--- Direction ---
Below is a block of records; repeat each one exactly.

** START OF Dataset extract **

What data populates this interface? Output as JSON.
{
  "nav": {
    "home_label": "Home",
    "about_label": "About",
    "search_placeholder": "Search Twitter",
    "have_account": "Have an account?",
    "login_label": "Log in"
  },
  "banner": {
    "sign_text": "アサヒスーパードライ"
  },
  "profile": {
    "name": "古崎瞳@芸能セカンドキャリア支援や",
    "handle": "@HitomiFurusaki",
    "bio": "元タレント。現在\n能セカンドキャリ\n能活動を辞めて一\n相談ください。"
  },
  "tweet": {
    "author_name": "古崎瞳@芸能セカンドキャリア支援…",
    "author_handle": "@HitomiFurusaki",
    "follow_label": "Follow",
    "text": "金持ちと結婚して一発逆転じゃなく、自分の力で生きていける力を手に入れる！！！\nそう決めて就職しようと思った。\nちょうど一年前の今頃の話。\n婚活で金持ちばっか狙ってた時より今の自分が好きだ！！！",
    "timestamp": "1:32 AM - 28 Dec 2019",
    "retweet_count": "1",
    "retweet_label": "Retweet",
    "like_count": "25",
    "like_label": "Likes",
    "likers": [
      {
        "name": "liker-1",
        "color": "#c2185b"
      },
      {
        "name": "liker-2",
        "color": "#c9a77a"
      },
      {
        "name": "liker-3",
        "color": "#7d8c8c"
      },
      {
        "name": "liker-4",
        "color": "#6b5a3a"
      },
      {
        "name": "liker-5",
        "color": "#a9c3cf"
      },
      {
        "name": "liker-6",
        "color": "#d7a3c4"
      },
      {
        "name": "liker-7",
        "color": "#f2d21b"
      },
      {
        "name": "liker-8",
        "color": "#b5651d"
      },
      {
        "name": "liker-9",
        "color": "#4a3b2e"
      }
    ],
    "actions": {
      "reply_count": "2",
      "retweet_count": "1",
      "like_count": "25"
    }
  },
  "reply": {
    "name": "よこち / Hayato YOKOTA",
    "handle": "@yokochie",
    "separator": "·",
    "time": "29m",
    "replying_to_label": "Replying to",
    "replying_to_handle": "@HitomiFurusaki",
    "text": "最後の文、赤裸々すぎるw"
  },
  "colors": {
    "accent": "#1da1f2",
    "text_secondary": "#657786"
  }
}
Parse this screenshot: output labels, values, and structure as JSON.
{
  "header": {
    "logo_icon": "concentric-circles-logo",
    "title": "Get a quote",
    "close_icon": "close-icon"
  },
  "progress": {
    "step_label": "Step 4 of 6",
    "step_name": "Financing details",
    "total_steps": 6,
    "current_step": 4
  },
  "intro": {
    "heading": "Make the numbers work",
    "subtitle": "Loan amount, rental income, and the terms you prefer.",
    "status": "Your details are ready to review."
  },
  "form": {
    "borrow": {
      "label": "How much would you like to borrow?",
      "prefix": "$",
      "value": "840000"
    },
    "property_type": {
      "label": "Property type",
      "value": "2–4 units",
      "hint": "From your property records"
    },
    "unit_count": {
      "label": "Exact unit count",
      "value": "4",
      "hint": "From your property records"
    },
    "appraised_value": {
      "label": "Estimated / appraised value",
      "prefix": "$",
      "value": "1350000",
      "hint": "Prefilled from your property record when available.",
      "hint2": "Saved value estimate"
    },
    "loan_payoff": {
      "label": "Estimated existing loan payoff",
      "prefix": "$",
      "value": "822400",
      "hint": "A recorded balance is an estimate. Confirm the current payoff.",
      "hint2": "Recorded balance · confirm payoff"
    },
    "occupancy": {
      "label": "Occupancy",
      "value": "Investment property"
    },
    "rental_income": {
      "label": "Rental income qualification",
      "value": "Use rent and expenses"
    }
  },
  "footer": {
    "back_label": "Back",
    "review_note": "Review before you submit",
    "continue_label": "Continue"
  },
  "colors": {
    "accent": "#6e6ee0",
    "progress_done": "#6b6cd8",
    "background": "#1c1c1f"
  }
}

** END OF Dataset extract **

--- Output for this task ---
What data populates this interface? Output as JSON.
{
  "nav": {
    "home_label": "Home",
    "about_label": "About",
    "search_placeholder": "Search Twitter",
    "have_account": "Have an account?",
    "login_label": "Log in"
  },
  "banner": {
    "sign_text": "アサヒスーパードライ"
  },
  "profile": {
    "name": "古崎瞳@芸能セカンドキャリア支援や",
    "handle": "@HitomiFurusaki",
    "bio": "元タレント。現在\n能セカンドキャリ\n能活動を辞めて一\n相談ください。"
  },
  "tweet": {
    "author_name": "古崎瞳@芸能セカンドキャリア支援…",
    "author_handle": "@HitomiFurusaki",
    "follow_label": "Follow",
    "text": "金持ちと結婚して一発逆転じゃなく、自分の力で生きていける力を手に入れる！！！\nそう決めて就職しようと思った。\nちょうど一年前の今頃の話。\n婚活で金持ちばっか狙ってた時より今の自分が好きだ！！！",
    "timestamp": "1:32 AM - 28 Dec 2019",
    "retweet_count": "1",
    "retweet_label": "Retweet",
    "like_count": "25",
    "like_label": "Likes",
    "likers": [
      {
        "name": "liker-1",
        "color": "#c2185b"
      },
      {
        "name": "liker-2",
        "color": "#c9a77a"
      },
      {
        "name": "liker-3",
        "color": "#7d8c8c"
      },
      {
        "name": "liker-4",
        "color": "#6b5a3a"
      },
      {
        "name": "liker-5",
        "color": "#a9c3cf"
      },
      {
        "name": "liker-6",
        "color": "#d7a3c4"
      },
      {
        "name": "liker-7",
        "color": "#f2d21b"
      },
      {
        "name": "liker-8",
        "color": "#b5651d"
      },
      {
        "name": "liker-9",
        "color": "#4a3b2e"
      }
    ],
    "actions": {
      "reply_count": "2",
      "retweet_count": "1",
      "like_count": "25"
    }
  },
  "reply": {
    "name": "よこち / Hayato YOKOTA",
    "handle": "@yokochie",
    "separator": "·",
    "time": "29m",
    "replying_to_label": "Replying to",
    "replying_to_handle": "@HitomiFurusaki",
    "text": "最後の文、赤裸々すぎるw"
  },
  "colors": {
    "accent": "#1da1f2",
    "text_secondary": "#657786"
  }
}
Parse this screenshot: output labels, values, and structure as JSON.
{
  "header": {
    "logo_icon": "concentric-circles-logo",
    "title": "Get a quote",
    "close_icon": "close-icon"
  },
  "progress": {
    "step_label": "Step 4 of 6",
    "step_name": "Financing details",
    "total_steps": 6,
    "current_step": 4
  },
  "intro": {
    "heading": "Make the numbers work",
    "subtitle": "Loan amount, rental income, and the terms you prefer.",
    "status": "Your details are ready to review."
  },
  "form": {
    "borrow": {
      "label": "How much would you like to borrow?",
      "prefix": "$",
      "value": "840000"
    },
    "property_type": {
      "label": "Property type",
      "value": "2–4 units",
      "hint": "From your property records"
    },
    "unit_count": {
      "label": "Exact unit count",
      "value": "4",
      "hint": "From your property records"
    },
    "appraised_value": {
      "label": "Estimated / appraised value",
      "prefix": "$",
      "value": "1350000",
      "hint": "Prefilled from your property record when available.",
      "hint2": "Saved value estimate"
    },
    "loan_payoff": {
      "label": "Estimated existing loan payoff",
      "prefix": "$",
      "value": "822400",
      "hint": "A recorded balance is an estimate. Confirm the current payoff.",
      "hint2": "Recorded balance · confirm payoff"
    },
    "occupancy": {
      "label": "Occupancy",
      "value": "Investment property"
    },
    "rental_income": {
      "label": "Rental income qualification",
      "value": "Use rent and expenses"
    }
  },
  "footer": {
    "back_label": "Back",
    "review_note": "Review before you submit",
    "continue_label": "Continue"
  },
  "colors": {
    "accent": "#6e6ee0",
    "progress_done": "#6b6cd8",
    "background": "#1c1c1f"
  }
}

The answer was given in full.